§ WHAT YOU SHOULD DO: Say how many lines contain the word "functions". Only the number should be given.

§ DATA SUPPLIED:
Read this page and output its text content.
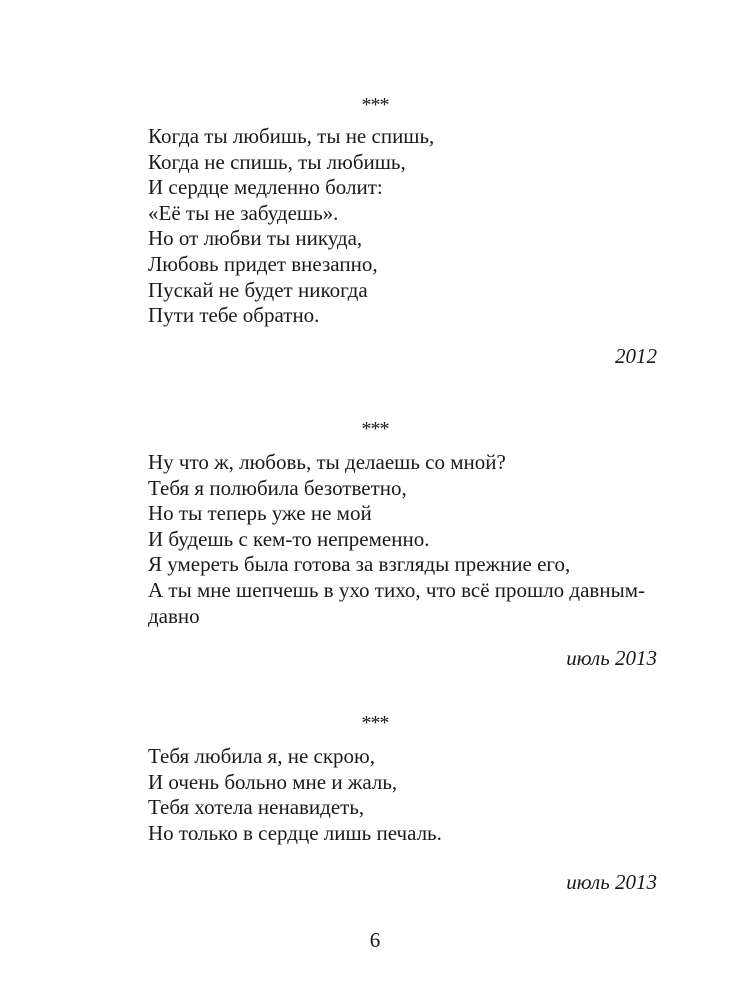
***
Когда ты любишь, ты не спишь,
Когда не спишь, ты любишь,
И сердце медленно болит:
«Её ты не забудешь».
Но от любви ты никуда,
Любовь придет внезапно,
Пускай не будет никогда
Пути тебе обратно.
2012
***
Ну что ж, любовь, ты делаешь со мной?
Тебя я полюбила безответно,
Но ты теперь уже не мой
И будешь с кем-то непременно.
Я умереть была готова за взгляды прежние его,
А ты мне шепчешь в ухо тихо, что всё прошло давным-
давно
июль 2013
***
Тебя любила я, не скрою,
И очень больно мне и жаль,
Тебя хотела ненавидеть,
Но только в сердце лишь печаль.
июль 2013
6
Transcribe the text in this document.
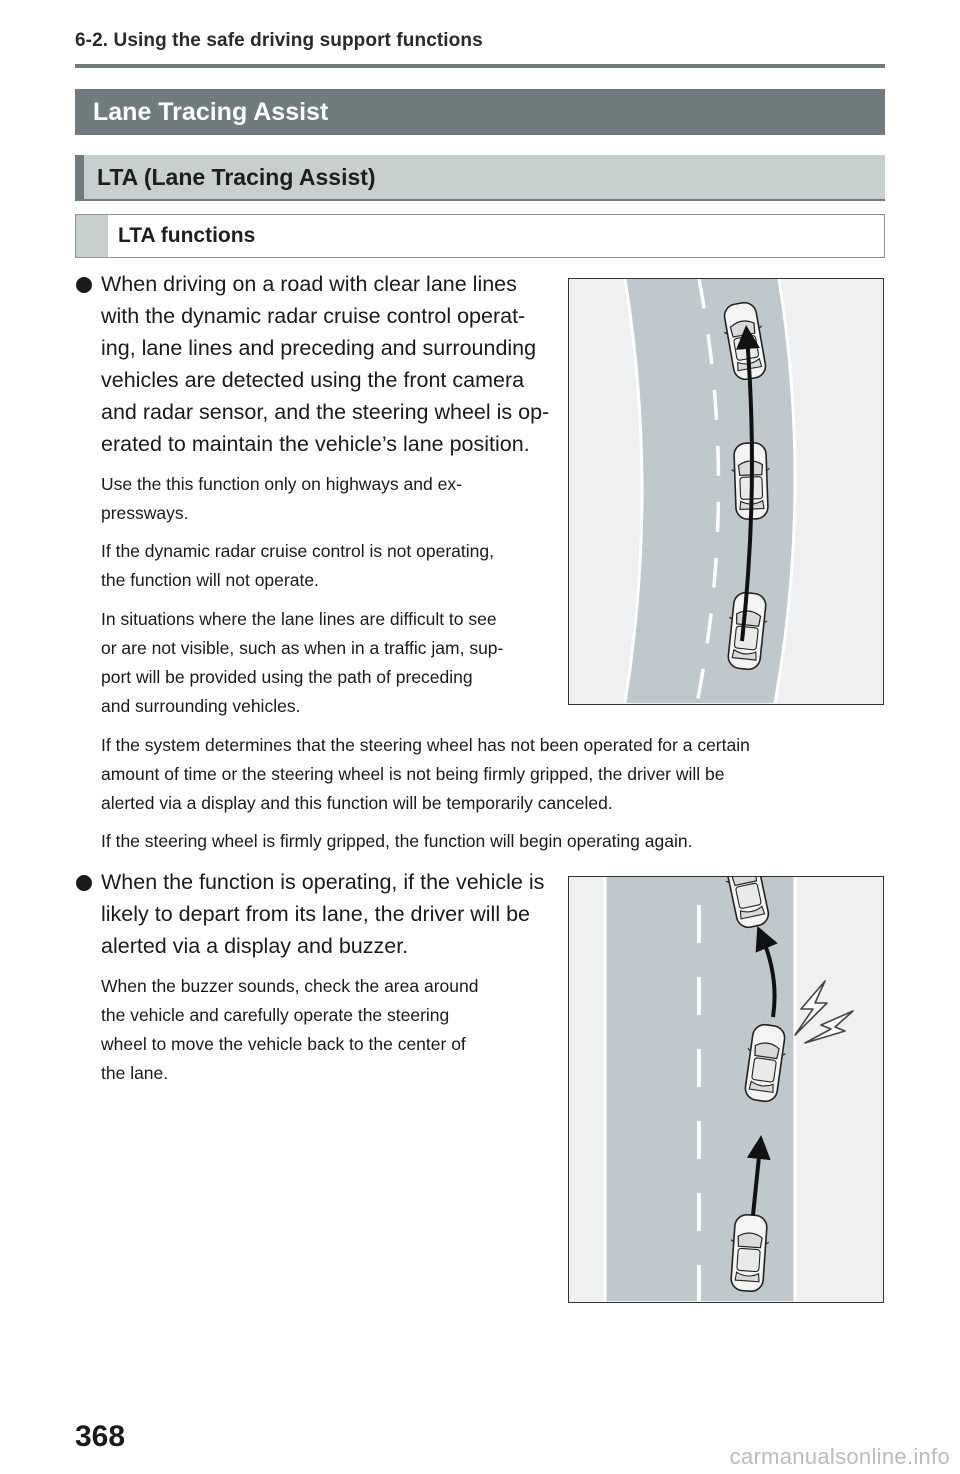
6-2. Using the safe driving support functions
Lane Tracing Assist
LTA (Lane Tracing Assist)
LTA functions
When driving on a road with clear lane lines
with the dynamic radar cruise control operat-
ing, lane lines and preceding and surrounding
vehicles are detected using the front camera
and radar sensor, and the steering wheel is op-
erated to maintain the vehicle’s lane position.
Use the this function only on highways and ex-
pressways.
If the dynamic radar cruise control is not operating,
the function will not operate.
In situations where the lane lines are difficult to see
or are not visible, such as when in a traffic jam, sup-
port will be provided using the path of preceding
and surrounding vehicles.
If the system determines that the steering wheel has not been operated for a certain
amount of time or the steering wheel is not being firmly gripped, the driver will be
alerted via a display and this function will be temporarily canceled.
If the steering wheel is firmly gripped, the function will begin operating again.
When the function is operating, if the vehicle is
likely to depart from its lane, the driver will be
alerted via a display and buzzer.
When the buzzer sounds, check the area around
the vehicle and carefully operate the steering
wheel to move the vehicle back to the center of
the lane.
368
carmanualsonline.info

§ RESPONSE TO THIS EXERCISE: 2